Task instructions — For every line in the records that has the word "graviti", make a copy.

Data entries
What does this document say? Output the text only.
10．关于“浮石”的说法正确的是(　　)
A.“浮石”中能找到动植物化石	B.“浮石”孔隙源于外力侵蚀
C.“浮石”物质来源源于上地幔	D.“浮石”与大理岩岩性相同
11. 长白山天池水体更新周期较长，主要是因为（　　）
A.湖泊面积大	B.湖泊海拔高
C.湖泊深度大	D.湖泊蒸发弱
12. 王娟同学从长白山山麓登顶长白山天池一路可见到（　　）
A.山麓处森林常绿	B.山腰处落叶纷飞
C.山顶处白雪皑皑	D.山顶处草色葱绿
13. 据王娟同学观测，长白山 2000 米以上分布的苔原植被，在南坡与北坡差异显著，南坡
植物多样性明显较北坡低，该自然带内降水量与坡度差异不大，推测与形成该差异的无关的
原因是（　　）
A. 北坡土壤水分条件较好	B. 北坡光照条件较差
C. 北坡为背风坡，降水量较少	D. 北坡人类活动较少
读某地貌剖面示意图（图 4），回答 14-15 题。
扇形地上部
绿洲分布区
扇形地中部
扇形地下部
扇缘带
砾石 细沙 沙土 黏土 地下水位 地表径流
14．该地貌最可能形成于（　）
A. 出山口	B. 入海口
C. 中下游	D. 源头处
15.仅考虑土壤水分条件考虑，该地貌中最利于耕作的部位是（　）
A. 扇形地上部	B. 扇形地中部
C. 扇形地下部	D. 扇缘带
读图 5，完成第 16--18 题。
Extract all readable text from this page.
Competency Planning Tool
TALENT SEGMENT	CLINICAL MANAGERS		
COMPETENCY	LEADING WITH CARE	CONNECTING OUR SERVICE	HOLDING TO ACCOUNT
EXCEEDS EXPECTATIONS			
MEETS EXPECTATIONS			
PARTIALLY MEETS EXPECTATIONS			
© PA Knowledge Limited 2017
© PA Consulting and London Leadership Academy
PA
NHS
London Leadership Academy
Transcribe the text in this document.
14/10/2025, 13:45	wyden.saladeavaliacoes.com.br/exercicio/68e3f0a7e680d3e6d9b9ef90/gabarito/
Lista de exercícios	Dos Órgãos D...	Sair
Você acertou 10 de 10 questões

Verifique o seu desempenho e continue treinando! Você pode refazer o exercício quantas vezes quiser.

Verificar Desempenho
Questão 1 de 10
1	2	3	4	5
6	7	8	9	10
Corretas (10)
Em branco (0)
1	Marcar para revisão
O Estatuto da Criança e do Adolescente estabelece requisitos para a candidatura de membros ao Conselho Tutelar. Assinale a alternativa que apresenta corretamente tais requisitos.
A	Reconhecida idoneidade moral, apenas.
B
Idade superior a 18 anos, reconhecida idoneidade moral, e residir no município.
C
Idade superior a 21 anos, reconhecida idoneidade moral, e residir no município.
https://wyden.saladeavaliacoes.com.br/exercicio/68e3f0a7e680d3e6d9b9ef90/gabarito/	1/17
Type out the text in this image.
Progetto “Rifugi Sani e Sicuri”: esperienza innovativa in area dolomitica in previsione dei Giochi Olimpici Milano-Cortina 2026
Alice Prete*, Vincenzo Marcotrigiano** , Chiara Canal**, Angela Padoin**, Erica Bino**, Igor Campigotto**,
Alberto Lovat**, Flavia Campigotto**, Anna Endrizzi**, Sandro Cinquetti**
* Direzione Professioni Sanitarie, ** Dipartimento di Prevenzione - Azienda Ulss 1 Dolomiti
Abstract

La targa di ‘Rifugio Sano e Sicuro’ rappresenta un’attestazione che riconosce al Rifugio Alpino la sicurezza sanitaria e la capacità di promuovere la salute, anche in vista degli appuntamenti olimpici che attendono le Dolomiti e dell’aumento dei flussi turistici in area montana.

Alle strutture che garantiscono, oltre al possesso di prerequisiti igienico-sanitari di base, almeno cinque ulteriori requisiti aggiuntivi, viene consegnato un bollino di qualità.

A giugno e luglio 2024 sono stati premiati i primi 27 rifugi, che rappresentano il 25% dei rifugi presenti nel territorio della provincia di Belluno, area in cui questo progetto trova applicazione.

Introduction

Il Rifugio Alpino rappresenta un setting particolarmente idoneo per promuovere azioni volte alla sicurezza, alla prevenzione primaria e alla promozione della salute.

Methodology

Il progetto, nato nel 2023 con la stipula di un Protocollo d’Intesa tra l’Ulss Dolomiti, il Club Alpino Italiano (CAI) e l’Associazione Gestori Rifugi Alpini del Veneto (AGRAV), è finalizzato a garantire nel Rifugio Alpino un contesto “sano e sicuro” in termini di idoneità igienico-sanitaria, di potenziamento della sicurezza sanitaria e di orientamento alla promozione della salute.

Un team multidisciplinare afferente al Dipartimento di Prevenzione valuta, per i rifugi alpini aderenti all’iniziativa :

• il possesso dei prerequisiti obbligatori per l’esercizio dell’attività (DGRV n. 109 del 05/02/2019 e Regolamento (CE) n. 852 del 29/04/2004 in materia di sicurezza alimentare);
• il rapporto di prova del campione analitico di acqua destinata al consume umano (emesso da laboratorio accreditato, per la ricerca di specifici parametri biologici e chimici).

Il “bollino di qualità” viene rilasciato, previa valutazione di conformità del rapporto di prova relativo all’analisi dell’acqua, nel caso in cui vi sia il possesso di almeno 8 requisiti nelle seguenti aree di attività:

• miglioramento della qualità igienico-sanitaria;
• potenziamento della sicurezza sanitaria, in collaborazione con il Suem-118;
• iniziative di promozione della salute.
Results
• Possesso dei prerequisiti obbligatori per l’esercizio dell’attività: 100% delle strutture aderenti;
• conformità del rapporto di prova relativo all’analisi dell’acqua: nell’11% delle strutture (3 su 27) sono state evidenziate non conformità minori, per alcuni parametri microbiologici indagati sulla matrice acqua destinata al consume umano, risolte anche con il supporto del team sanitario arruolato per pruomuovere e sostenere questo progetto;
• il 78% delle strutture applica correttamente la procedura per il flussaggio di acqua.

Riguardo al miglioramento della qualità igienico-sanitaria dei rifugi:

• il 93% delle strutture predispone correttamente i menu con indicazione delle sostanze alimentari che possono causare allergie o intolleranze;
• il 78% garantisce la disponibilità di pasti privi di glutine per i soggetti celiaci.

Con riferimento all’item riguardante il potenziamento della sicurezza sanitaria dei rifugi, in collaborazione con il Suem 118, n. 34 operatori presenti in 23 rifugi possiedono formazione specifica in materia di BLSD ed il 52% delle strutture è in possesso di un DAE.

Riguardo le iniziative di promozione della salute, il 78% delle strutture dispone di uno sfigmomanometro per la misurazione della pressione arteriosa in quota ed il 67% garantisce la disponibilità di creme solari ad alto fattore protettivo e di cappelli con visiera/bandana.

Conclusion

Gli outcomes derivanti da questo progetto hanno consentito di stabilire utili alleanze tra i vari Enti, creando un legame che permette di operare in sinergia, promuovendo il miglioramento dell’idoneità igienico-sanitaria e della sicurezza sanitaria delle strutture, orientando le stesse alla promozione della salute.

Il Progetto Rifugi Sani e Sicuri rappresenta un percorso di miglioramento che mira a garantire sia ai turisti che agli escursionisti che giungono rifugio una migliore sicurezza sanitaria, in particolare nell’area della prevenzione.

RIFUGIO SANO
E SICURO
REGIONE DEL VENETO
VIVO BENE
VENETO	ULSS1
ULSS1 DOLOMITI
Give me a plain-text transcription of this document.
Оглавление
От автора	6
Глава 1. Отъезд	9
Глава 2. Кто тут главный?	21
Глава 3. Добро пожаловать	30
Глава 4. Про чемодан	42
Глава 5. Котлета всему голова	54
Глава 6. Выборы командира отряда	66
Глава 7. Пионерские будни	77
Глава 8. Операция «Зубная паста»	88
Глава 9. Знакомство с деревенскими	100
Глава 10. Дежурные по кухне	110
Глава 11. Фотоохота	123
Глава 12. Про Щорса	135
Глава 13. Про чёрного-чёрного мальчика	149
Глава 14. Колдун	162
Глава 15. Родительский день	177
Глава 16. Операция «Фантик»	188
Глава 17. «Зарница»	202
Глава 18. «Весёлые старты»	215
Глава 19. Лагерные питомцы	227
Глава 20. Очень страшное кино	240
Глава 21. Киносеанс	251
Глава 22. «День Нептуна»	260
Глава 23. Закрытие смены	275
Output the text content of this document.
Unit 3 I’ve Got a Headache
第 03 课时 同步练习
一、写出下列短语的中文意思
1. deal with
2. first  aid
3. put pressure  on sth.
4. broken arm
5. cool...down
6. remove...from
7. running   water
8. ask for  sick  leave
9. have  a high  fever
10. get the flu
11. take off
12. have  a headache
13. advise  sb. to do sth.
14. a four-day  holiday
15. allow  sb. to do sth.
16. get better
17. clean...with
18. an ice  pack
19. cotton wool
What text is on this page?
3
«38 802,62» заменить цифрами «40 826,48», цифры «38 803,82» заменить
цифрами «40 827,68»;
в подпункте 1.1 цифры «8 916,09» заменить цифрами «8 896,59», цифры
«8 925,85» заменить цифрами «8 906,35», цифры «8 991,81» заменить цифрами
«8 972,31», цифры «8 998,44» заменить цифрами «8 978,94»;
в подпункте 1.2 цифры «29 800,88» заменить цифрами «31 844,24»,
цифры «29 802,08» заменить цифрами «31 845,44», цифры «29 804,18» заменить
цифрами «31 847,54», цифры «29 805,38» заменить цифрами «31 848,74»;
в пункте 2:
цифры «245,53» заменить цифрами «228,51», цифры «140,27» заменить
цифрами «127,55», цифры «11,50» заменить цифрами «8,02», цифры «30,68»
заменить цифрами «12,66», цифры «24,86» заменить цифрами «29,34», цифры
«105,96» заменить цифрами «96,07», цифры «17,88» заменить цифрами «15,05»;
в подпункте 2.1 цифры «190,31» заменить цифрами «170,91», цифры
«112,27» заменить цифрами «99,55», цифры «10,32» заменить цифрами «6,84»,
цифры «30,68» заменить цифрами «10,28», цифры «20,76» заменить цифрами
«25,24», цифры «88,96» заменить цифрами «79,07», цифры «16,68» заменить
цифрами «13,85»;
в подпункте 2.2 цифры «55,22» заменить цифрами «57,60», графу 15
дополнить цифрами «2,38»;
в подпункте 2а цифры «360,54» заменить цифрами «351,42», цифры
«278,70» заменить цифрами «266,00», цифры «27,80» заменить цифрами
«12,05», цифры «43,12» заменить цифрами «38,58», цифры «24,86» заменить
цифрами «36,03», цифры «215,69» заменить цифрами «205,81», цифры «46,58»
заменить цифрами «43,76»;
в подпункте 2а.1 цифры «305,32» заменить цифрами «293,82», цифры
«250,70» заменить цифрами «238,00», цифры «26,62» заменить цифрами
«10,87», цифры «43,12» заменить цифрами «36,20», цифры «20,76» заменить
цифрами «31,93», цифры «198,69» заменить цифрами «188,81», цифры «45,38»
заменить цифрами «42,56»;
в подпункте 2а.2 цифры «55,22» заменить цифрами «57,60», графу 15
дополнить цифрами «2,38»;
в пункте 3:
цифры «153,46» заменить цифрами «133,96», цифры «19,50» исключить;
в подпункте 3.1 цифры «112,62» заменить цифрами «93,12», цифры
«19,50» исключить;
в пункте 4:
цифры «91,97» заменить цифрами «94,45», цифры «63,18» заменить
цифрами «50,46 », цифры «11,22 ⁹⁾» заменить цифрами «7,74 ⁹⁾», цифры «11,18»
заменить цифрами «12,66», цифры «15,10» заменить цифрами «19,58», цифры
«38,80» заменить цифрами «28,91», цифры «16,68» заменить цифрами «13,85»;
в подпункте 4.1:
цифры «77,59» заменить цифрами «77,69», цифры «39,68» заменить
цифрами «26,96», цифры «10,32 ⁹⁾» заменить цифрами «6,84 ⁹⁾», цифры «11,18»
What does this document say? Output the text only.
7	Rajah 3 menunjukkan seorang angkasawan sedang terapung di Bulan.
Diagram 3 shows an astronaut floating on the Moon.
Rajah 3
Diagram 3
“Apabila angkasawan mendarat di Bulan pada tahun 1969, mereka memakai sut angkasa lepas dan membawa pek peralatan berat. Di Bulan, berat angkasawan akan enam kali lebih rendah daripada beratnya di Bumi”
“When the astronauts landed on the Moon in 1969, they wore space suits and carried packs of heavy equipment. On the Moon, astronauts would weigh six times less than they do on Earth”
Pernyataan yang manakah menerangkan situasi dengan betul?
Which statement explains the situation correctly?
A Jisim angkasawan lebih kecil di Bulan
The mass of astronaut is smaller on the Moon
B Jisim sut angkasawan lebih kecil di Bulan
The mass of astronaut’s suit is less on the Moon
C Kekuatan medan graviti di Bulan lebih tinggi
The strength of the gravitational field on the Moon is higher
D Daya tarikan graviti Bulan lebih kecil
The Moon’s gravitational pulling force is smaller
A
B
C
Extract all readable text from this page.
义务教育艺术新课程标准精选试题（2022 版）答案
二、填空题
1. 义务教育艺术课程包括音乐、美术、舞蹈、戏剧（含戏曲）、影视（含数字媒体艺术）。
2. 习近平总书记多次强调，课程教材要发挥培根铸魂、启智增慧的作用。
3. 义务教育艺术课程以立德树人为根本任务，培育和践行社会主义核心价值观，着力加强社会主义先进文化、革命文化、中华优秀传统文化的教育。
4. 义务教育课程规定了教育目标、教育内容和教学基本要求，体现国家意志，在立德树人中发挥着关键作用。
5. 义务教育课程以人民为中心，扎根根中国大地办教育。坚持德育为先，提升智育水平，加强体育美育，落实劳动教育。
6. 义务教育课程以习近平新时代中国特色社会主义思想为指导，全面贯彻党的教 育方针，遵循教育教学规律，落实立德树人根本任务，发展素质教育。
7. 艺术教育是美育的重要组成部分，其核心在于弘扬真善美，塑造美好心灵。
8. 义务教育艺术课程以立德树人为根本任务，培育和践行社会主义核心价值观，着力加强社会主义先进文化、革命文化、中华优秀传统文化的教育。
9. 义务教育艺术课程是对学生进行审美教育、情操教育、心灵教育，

Solution to the problem —
C Kekuatan medan graviti di Bulan lebih tinggi
D Daya tarikan graviti Bulan lebih kecil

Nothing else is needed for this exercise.